[Stored data entries]
_ _ _ _

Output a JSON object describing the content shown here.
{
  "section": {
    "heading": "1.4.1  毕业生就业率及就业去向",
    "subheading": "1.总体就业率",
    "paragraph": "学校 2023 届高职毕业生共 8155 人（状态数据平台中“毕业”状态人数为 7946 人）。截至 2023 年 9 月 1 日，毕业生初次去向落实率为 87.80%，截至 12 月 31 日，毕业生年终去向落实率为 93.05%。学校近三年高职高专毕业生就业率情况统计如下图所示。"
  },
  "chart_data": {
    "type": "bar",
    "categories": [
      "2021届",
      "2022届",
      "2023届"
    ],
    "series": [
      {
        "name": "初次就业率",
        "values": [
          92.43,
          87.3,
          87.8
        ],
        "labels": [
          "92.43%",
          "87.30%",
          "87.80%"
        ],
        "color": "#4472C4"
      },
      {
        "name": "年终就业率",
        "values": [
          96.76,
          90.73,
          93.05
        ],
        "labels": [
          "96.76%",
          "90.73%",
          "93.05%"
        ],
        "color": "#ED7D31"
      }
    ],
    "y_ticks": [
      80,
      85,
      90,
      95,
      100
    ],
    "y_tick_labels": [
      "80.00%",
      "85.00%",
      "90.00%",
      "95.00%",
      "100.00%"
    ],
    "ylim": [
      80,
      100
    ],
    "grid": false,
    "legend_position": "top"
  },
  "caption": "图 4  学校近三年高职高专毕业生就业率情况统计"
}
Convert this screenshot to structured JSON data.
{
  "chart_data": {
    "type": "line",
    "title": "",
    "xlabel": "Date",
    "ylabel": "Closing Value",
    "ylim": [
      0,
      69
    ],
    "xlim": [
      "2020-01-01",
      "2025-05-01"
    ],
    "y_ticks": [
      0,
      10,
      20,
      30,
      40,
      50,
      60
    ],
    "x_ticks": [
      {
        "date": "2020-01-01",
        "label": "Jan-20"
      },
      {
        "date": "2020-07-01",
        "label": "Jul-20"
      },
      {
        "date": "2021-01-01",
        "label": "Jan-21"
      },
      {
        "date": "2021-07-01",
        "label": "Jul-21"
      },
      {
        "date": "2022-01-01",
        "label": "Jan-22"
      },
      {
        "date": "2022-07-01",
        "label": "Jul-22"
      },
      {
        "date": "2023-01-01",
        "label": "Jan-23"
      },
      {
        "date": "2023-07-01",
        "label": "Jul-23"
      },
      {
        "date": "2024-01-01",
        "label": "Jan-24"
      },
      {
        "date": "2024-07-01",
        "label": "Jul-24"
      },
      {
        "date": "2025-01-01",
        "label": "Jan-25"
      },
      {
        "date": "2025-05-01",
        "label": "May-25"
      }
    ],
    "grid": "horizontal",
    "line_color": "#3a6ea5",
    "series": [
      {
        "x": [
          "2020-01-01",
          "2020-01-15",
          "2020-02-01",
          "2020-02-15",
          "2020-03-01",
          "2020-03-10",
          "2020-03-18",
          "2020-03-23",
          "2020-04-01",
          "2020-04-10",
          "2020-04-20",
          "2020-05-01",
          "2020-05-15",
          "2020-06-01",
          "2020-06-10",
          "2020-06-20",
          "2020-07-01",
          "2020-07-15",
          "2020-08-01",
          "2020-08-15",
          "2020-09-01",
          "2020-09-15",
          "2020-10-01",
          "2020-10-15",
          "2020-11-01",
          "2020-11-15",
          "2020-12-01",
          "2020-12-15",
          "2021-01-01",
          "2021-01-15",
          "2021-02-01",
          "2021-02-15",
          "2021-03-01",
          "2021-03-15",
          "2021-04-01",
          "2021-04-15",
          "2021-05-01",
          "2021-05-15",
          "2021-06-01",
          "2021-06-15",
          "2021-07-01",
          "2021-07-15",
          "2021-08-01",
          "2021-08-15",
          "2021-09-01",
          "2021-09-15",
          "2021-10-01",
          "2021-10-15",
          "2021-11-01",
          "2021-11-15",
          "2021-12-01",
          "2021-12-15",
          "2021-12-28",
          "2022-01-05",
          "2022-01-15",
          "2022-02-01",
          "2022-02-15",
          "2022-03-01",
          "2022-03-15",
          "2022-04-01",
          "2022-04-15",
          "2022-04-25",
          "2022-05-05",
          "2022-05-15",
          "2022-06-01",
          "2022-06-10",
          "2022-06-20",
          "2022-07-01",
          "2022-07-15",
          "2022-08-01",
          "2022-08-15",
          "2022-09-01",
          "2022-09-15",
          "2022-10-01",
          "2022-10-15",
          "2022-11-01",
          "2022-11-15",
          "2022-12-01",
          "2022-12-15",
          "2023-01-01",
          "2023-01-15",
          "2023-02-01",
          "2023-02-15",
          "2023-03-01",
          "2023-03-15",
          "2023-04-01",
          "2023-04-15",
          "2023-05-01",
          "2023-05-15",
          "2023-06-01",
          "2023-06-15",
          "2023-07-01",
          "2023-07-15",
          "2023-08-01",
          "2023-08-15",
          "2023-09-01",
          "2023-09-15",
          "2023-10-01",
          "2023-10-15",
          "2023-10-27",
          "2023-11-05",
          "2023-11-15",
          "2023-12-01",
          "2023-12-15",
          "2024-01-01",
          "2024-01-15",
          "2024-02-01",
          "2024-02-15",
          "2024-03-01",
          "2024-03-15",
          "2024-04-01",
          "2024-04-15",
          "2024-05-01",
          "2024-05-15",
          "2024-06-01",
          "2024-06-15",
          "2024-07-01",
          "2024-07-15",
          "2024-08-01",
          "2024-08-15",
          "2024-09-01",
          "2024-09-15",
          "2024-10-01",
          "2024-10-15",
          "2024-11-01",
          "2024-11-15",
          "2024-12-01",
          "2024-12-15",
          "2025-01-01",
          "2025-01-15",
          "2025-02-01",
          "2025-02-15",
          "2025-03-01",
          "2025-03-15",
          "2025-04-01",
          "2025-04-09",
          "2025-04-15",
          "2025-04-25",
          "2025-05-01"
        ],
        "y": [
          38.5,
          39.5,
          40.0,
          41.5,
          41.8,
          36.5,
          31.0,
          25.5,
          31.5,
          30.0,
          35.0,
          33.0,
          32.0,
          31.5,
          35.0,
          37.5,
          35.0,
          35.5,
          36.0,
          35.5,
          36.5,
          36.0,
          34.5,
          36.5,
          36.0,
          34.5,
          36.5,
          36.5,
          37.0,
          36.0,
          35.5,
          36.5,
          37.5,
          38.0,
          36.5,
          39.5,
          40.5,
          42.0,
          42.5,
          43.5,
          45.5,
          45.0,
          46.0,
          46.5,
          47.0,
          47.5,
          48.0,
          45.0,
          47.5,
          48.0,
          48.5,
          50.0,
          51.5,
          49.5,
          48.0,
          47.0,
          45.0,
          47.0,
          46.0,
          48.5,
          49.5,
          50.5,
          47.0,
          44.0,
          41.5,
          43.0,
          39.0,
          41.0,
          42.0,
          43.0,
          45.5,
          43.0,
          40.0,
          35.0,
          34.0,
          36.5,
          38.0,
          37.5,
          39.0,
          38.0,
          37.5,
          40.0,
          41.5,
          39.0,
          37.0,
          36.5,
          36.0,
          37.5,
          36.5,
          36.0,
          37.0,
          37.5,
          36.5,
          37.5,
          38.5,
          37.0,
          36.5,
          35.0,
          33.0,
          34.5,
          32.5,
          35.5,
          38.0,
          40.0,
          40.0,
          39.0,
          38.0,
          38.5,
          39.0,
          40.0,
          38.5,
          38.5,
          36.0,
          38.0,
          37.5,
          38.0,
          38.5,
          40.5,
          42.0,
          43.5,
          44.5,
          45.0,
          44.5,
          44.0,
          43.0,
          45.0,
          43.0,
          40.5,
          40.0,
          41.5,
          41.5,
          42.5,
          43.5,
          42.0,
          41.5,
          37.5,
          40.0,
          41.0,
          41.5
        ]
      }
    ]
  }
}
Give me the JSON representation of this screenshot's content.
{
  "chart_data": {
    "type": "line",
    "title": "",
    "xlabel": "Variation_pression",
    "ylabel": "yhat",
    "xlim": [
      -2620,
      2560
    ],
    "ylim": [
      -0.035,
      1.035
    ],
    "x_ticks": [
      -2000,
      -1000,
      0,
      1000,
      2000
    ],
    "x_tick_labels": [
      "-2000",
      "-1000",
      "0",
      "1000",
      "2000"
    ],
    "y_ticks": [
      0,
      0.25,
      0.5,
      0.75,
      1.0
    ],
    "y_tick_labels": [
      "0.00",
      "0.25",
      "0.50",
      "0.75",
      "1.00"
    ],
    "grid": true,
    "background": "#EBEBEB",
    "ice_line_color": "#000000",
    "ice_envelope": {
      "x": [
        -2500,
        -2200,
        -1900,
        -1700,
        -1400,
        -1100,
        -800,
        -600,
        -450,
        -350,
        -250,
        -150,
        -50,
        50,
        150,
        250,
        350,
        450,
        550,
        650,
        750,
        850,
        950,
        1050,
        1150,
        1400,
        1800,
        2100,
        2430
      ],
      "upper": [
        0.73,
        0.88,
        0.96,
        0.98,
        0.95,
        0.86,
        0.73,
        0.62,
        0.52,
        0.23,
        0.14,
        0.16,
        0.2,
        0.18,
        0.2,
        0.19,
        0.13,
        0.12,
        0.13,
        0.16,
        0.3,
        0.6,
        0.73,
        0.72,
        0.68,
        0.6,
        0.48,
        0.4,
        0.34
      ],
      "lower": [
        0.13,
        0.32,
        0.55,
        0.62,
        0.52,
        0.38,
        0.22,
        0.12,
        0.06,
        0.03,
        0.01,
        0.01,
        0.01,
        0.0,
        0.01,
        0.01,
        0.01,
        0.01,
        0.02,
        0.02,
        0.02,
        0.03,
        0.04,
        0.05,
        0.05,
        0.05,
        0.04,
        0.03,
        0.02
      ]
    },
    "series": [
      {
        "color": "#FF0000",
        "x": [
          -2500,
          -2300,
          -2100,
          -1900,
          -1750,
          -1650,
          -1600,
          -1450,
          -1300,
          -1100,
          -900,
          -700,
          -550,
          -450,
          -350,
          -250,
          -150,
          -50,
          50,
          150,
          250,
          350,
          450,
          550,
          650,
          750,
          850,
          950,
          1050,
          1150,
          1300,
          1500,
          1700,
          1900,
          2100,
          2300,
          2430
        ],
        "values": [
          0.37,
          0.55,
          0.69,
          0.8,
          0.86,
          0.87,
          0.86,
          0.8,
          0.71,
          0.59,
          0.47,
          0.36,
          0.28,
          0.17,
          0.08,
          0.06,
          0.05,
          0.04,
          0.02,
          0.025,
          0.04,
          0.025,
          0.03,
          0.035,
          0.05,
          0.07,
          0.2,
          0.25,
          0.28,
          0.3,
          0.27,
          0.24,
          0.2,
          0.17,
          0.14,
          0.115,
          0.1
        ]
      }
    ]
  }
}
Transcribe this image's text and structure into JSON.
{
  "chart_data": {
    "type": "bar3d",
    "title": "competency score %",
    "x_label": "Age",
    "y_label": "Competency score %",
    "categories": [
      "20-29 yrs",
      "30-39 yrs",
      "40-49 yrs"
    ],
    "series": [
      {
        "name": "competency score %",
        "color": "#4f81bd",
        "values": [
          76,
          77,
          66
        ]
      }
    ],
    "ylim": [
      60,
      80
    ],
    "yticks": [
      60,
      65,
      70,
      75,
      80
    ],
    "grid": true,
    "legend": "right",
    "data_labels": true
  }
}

_ _ _ _

▸ Problem details
Read the entries and select each line where the word "name" is found.

▸ Reply
        "name": "初次就业率",
        "name": "年终就业率",
        "name": "competency score %",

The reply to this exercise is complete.